(Extracted records)
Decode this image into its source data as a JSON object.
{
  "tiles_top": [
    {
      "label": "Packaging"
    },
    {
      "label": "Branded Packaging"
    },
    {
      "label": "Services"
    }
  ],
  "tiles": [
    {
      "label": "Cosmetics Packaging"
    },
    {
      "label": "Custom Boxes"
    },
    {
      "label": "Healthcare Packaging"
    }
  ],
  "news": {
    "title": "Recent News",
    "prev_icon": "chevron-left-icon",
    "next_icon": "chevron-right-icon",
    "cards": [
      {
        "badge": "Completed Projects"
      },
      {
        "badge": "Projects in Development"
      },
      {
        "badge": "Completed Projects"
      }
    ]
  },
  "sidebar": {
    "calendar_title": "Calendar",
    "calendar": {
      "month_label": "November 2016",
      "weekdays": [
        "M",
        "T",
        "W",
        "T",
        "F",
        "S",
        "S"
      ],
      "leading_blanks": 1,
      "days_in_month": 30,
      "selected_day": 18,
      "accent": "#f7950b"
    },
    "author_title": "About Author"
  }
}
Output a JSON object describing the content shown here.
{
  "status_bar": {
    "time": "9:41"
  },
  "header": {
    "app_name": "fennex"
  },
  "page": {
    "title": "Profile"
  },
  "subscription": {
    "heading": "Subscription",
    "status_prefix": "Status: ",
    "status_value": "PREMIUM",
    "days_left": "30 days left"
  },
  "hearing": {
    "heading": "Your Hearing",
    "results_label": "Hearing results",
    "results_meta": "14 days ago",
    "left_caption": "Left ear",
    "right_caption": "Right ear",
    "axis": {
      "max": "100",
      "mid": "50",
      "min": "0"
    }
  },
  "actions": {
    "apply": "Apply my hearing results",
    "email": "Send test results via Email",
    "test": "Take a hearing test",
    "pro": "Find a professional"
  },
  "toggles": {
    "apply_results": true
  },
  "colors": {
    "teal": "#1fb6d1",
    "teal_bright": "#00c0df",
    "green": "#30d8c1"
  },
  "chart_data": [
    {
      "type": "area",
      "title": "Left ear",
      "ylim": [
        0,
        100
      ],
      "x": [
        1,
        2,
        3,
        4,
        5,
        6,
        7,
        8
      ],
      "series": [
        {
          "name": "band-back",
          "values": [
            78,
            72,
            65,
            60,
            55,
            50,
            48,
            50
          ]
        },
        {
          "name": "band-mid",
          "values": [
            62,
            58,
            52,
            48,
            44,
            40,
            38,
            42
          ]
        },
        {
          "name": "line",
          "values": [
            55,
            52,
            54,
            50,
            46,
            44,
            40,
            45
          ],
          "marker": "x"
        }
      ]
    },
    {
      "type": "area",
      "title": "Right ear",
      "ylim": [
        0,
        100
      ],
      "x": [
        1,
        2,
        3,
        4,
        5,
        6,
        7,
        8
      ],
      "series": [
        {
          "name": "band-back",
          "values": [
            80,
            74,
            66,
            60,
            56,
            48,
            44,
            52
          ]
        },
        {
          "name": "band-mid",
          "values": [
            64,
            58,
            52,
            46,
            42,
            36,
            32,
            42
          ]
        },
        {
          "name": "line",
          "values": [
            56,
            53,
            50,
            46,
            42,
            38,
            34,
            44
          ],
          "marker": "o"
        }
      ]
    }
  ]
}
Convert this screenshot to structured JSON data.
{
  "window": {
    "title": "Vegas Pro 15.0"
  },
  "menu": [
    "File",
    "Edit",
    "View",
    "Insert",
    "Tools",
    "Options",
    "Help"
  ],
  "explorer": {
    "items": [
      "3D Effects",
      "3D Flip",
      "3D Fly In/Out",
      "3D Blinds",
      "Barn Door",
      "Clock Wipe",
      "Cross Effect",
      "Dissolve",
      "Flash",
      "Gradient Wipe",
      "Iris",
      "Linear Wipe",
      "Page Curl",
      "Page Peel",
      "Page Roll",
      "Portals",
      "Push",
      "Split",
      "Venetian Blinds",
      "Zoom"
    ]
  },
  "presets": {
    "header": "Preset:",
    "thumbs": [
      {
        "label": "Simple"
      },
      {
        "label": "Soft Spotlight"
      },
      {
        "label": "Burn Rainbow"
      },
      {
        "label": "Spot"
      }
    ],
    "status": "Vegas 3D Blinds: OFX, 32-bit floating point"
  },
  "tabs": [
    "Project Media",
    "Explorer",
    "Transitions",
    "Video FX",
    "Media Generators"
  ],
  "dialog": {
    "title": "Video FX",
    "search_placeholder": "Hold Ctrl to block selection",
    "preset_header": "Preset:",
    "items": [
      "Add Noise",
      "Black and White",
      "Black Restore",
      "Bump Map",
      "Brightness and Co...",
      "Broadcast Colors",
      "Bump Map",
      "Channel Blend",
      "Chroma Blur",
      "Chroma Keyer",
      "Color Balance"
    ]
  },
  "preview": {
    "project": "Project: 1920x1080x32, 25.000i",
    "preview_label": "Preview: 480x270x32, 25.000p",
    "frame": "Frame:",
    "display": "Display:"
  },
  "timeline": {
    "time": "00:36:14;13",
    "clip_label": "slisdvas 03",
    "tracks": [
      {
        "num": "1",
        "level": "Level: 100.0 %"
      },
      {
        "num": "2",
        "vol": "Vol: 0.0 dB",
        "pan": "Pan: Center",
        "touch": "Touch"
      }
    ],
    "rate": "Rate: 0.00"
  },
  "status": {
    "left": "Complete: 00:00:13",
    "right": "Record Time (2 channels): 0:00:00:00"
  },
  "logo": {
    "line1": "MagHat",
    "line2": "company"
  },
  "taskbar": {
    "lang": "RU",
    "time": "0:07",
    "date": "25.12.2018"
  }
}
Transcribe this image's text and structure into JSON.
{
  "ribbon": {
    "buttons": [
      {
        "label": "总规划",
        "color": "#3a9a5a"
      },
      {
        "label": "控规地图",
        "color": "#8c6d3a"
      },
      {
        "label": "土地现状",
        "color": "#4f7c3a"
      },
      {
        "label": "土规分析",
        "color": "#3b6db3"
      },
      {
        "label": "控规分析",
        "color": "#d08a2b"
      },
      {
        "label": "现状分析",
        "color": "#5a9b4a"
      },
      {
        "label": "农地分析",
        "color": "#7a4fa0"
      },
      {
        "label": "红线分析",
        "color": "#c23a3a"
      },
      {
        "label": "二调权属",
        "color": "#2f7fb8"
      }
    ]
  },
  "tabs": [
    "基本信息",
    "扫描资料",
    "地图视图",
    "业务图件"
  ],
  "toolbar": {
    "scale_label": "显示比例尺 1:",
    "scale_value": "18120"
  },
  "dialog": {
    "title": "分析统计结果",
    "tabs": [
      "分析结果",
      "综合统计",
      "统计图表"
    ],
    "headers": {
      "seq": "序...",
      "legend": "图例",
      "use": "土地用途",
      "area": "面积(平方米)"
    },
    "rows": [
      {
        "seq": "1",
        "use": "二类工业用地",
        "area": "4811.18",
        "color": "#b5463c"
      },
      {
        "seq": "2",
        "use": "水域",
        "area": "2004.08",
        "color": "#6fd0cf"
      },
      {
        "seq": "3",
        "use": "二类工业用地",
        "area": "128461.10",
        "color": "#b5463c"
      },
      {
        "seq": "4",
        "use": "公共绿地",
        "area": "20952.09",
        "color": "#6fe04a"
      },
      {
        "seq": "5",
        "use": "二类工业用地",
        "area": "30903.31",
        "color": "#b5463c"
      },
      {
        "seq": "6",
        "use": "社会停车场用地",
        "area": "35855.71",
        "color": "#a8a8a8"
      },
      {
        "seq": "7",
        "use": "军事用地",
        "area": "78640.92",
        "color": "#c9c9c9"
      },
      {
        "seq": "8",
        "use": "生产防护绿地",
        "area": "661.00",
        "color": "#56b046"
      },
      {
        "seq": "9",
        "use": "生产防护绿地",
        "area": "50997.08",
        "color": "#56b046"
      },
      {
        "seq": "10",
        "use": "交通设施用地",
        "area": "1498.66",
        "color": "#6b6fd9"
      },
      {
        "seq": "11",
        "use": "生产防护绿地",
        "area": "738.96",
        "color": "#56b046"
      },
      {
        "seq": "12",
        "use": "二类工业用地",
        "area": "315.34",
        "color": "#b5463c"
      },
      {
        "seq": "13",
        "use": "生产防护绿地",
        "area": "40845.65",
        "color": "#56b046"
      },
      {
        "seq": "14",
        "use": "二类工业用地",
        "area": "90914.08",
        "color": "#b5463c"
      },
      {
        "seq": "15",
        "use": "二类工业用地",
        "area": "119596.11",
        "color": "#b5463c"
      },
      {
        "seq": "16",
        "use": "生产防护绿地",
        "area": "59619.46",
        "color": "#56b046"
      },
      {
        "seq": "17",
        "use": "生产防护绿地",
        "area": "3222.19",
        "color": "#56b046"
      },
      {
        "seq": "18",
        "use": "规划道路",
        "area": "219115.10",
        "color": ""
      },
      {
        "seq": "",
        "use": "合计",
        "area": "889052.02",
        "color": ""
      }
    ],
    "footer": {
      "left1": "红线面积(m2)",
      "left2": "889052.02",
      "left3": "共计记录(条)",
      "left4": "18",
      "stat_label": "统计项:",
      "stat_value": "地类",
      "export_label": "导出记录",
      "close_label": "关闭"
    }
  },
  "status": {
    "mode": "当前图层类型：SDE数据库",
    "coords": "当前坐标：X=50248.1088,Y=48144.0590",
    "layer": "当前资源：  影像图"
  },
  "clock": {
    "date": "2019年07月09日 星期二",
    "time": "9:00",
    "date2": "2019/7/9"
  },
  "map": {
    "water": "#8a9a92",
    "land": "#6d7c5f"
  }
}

* _Requirements_
Where a line holds "this", copy that line.

* _The answer_
Decode this image into its source data as a JSON object.
Convert this screenshot to structured JSON data.
Transcribe this image's text and structure into JSON.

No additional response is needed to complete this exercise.